LISTING
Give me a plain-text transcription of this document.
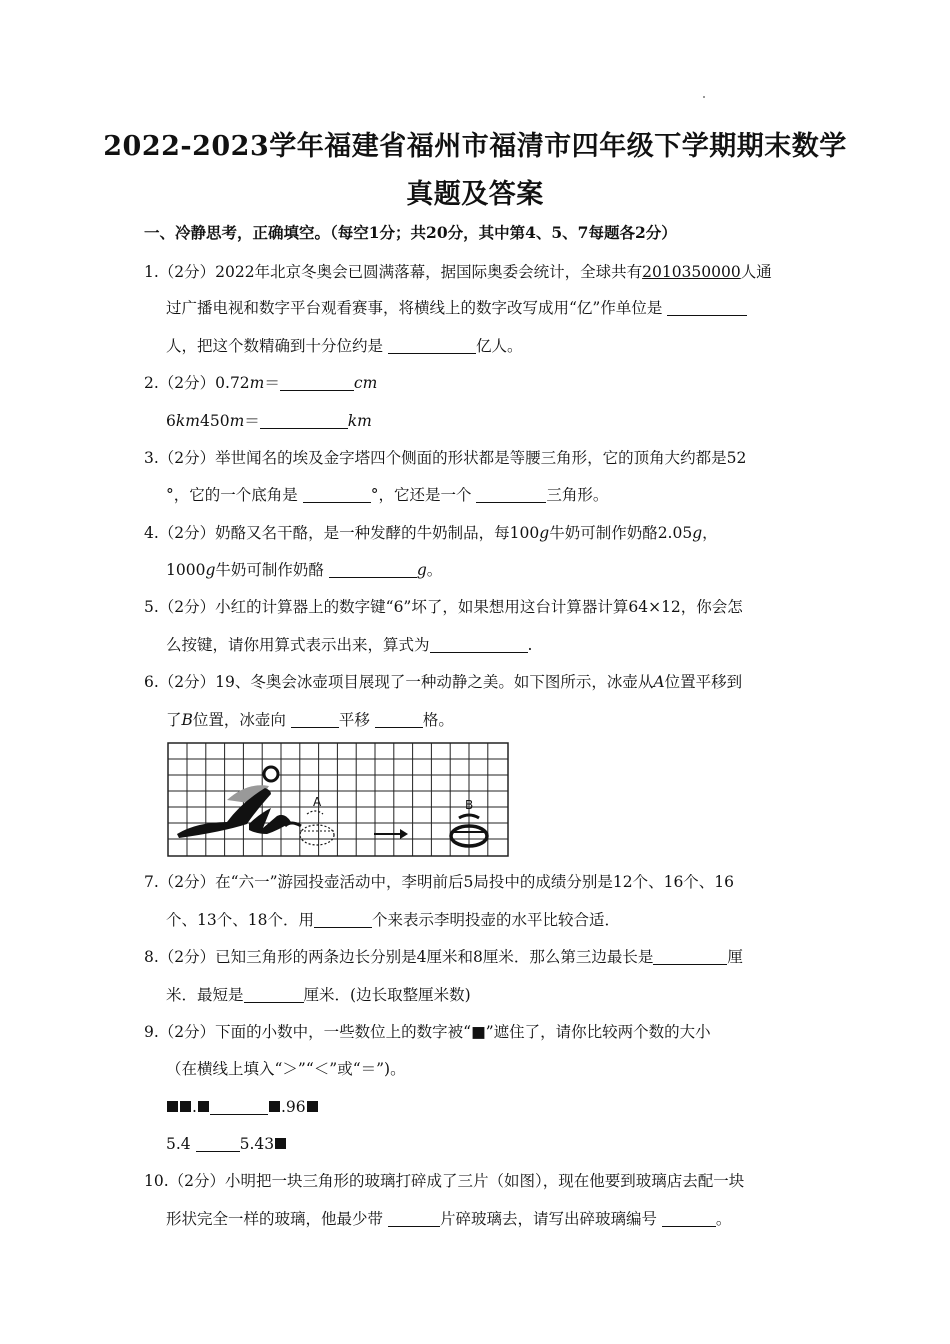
2022-2023学年福建省福州市福清市四年级下学期期末数学
真题及答案
一、冷静思考，正确填空。（每空1分；共20分，其中第4、5、7每题各2分）
1.（2分）2022年北京冬奥会已圆满落幕，据国际奥委会统计，全球共有2010350000人通
过广播电视和数字平台观看赛事，将横线上的数字改写成用“亿”作单位是
人，把这个数精确到十分位约是	亿人。
2.（2分）0.72m＝	cm
6km450m＝	km
3.（2分）举世闻名的埃及金字塔四个侧面的形状都是等腰三角形，它的顶角大约都是52
°，它的一个底角是	°，它还是一个	三角形。
4.（2分）奶酪又名干酪，是一种发酵的牛奶制品，每100g牛奶可制作奶酪2.05g，
1000g牛奶可制作奶酪	g。
5.（2分）小红的计算器上的数字键“6”坏了，如果想用这台计算器计算64×12，你会怎
么按键，请你用算式表示出来，算式为	.
6.（2分）19、冬奥会冰壶项目展现了一种动静之美。如下图所示，冰壶从A位置平移到
了B位置，冰壶向	平移	格。
A	B
7.（2分）在“六一”游园投壶活动中，李明前后5局投中的成绩分别是12个、16个、16
个、13个、18个．用	个来表示李明投壶的水平比较合适．
8.（2分）已知三角形的两条边长分别是4厘米和8厘米．那么第三边最长是	厘
米．最短是	厘米．(边长取整厘米数)
9.（2分）下面的小数中，一些数位上的数字被“■”遮住了，请你比较两个数的大小
（在横线上填入“＞”“＜”或“＝”)。
.	.96
5.4	5.43
10.（2分）小明把一块三角形的玻璃打碎成了三片（如图），现在他要到玻璃店去配一块
形状完全一样的玻璃，他最少带	片碎玻璃去，请写出碎玻璃编号	。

WORK TO BE COMPLETED
Exclude every picture and copy the remaining data exactly.

RESPONSE BELOW
Give me a plain-text transcription of this document.
2022-2023学年福建省福州市福清市四年级下学期期末数学
真题及答案
一、冷静思考，正确填空。（每空1分；共20分，其中第4、5、7每题各2分）
1.（2分）2022年北京冬奥会已圆满落幕，据国际奥委会统计，全球共有2010350000人通
过广播电视和数字平台观看赛事，将横线上的数字改写成用“亿”作单位是
人，把这个数精确到十分位约是	亿人。
2.（2分）0.72m＝	cm
6km450m＝	km
3.（2分）举世闻名的埃及金字塔四个侧面的形状都是等腰三角形，它的顶角大约都是52
°，它的一个底角是	°，它还是一个	三角形。
4.（2分）奶酪又名干酪，是一种发酵的牛奶制品，每100g牛奶可制作奶酪2.05g，
1000g牛奶可制作奶酪	g。
5.（2分）小红的计算器上的数字键“6”坏了，如果想用这台计算器计算64×12，你会怎
么按键，请你用算式表示出来，算式为	.
6.（2分）19、冬奥会冰壶项目展现了一种动静之美。如下图所示，冰壶从A位置平移到
了B位置，冰壶向	平移	格。
A	B
7.（2分）在“六一”游园投壶活动中，李明前后5局投中的成绩分别是12个、16个、16
个、13个、18个．用	个来表示李明投壶的水平比较合适．
8.（2分）已知三角形的两条边长分别是4厘米和8厘米．那么第三边最长是	厘
米．最短是	厘米．(边长取整厘米数)
9.（2分）下面的小数中，一些数位上的数字被“■”遮住了，请你比较两个数的大小
（在横线上填入“＞”“＜”或“＝”)。
.	.96
5.4	5.43
10.（2分）小明把一块三角形的玻璃打碎成了三片（如图），现在他要到玻璃店去配一块
形状完全一样的玻璃，他最少带	片碎玻璃去，请写出碎玻璃编号	。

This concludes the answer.